**Exercise material**.
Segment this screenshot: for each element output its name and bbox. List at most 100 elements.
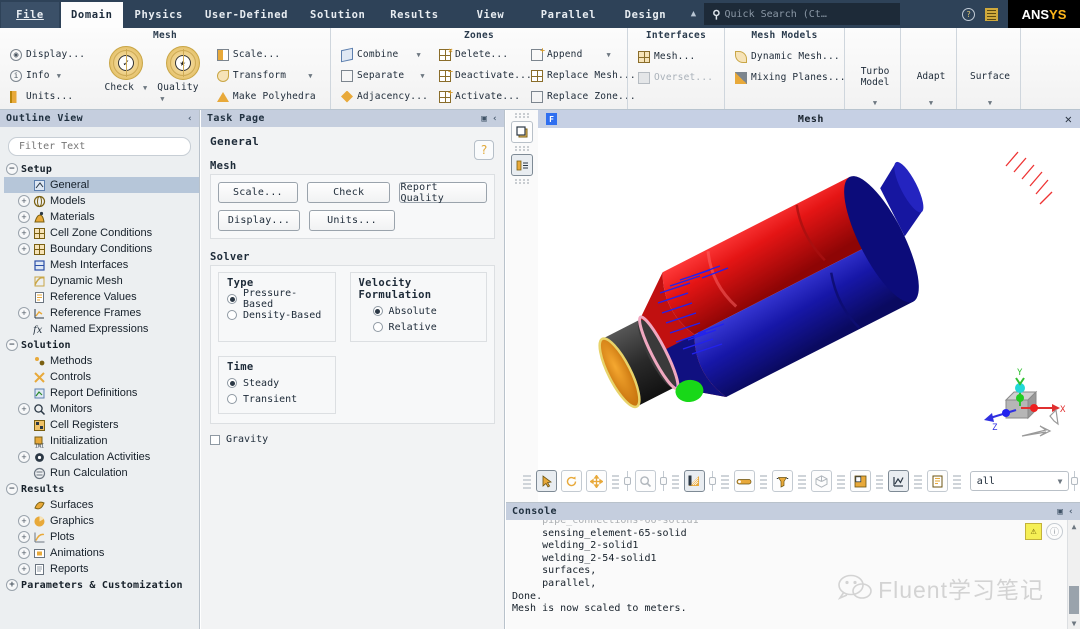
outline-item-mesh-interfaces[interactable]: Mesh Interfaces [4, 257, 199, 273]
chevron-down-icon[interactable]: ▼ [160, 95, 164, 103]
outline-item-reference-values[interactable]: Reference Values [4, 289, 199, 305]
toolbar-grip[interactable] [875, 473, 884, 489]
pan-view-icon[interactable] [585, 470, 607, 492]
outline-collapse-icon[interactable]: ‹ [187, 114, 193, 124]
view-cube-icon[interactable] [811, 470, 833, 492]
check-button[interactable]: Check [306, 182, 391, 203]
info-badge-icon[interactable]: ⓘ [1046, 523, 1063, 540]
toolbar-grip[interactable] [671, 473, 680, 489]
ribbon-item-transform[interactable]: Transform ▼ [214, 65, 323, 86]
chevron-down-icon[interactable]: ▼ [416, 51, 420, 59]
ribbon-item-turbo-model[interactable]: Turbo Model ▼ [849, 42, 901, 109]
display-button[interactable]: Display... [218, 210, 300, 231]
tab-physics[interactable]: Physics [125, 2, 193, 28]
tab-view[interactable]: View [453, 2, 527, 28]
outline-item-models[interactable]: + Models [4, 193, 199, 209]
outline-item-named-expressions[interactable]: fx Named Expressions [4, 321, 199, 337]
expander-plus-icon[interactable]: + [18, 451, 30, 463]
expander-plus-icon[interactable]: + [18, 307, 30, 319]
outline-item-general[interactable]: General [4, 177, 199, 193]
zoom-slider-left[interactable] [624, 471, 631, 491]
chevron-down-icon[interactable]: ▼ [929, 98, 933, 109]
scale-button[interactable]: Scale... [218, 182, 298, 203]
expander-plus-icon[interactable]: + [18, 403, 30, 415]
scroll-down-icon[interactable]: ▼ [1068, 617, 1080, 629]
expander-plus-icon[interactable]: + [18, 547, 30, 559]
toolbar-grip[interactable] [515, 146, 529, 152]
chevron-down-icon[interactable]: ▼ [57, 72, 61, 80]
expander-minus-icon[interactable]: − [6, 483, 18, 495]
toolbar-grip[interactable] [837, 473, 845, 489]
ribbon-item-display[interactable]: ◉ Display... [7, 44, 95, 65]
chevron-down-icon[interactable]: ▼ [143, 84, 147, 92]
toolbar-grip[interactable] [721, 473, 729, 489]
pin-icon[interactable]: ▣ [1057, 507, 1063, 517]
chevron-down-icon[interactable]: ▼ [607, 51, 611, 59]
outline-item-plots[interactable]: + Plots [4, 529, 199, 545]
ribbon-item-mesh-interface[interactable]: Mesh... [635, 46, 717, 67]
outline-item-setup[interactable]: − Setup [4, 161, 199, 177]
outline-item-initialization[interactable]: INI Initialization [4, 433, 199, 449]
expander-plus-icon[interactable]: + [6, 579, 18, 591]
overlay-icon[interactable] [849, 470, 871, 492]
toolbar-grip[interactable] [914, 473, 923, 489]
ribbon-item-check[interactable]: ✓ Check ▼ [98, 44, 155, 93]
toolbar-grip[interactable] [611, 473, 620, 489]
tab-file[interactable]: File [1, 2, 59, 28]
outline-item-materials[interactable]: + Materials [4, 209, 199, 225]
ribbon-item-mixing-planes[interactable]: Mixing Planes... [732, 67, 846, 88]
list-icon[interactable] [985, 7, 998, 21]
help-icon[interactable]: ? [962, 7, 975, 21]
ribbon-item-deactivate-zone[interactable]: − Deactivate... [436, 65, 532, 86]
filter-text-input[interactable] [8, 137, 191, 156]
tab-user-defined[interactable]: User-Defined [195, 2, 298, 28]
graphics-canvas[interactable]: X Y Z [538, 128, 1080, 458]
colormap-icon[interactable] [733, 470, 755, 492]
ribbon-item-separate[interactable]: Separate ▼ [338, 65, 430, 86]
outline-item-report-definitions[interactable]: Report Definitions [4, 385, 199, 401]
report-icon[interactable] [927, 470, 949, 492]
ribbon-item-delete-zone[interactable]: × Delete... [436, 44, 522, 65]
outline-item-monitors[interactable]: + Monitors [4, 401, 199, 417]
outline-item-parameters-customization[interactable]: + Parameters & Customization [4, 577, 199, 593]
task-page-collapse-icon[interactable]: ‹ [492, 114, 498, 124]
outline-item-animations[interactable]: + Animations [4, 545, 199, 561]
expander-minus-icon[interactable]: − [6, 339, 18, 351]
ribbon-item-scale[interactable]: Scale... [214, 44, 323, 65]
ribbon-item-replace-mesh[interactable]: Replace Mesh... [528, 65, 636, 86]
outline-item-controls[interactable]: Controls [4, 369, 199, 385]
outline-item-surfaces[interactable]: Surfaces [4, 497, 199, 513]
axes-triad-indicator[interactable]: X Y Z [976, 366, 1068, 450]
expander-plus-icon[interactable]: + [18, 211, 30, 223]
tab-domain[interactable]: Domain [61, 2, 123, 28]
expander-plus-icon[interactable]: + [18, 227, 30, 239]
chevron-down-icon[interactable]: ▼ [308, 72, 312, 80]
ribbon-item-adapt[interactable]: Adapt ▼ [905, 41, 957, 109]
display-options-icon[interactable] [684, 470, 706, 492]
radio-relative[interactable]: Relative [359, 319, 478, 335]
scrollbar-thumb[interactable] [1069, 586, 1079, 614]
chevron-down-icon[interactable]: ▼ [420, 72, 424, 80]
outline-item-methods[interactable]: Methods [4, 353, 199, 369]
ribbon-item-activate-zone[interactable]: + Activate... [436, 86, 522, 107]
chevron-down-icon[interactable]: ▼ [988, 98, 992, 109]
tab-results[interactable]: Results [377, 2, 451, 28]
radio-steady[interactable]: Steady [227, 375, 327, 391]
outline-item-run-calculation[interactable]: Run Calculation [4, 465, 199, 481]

**Exercise prompt**. Extract, unchanged, the lines above from the line with "outline-item-mesh-interfaces[interactable]: Mesh Interfaces" to the line with "zoom-slider-left[interactable] [624, 471, 631, 491]", including both of those lines.

**Right answer**.
outline-item-mesh-interfaces[interactable]: Mesh Interfaces [4, 257, 199, 273]
chevron-down-icon[interactable]: ▼ [160, 95, 164, 103]
outline-item-reference-values[interactable]: Reference Values [4, 289, 199, 305]
toolbar-grip[interactable] [875, 473, 884, 489]
pan-view-icon[interactable] [585, 470, 607, 492]
outline-collapse-icon[interactable]: ‹ [187, 114, 193, 124]
view-cube-icon[interactable] [811, 470, 833, 492]
check-button[interactable]: Check [306, 182, 391, 203]
info-badge-icon[interactable]: ⓘ [1046, 523, 1063, 540]
toolbar-grip[interactable] [671, 473, 680, 489]
ribbon-item-transform[interactable]: Transform ▼ [214, 65, 323, 86]
chevron-down-icon[interactable]: ▼ [416, 51, 420, 59]
ribbon-item-turbo-model[interactable]: Turbo Model ▼ [849, 42, 901, 109]
display-button[interactable]: Display... [218, 210, 300, 231]
tab-physics[interactable]: Physics [125, 2, 193, 28]
tab-view[interactable]: View [453, 2, 527, 28]
outline-item-models[interactable]: + Models [4, 193, 199, 209]
outline-item-named-expressions[interactable]: fx Named Expressions [4, 321, 199, 337]
expander-plus-icon[interactable]: + [18, 451, 30, 463]
expander-plus-icon[interactable]: + [18, 307, 30, 319]
outline-item-general[interactable]: General [4, 177, 199, 193]
zoom-slider-left[interactable] [624, 471, 631, 491]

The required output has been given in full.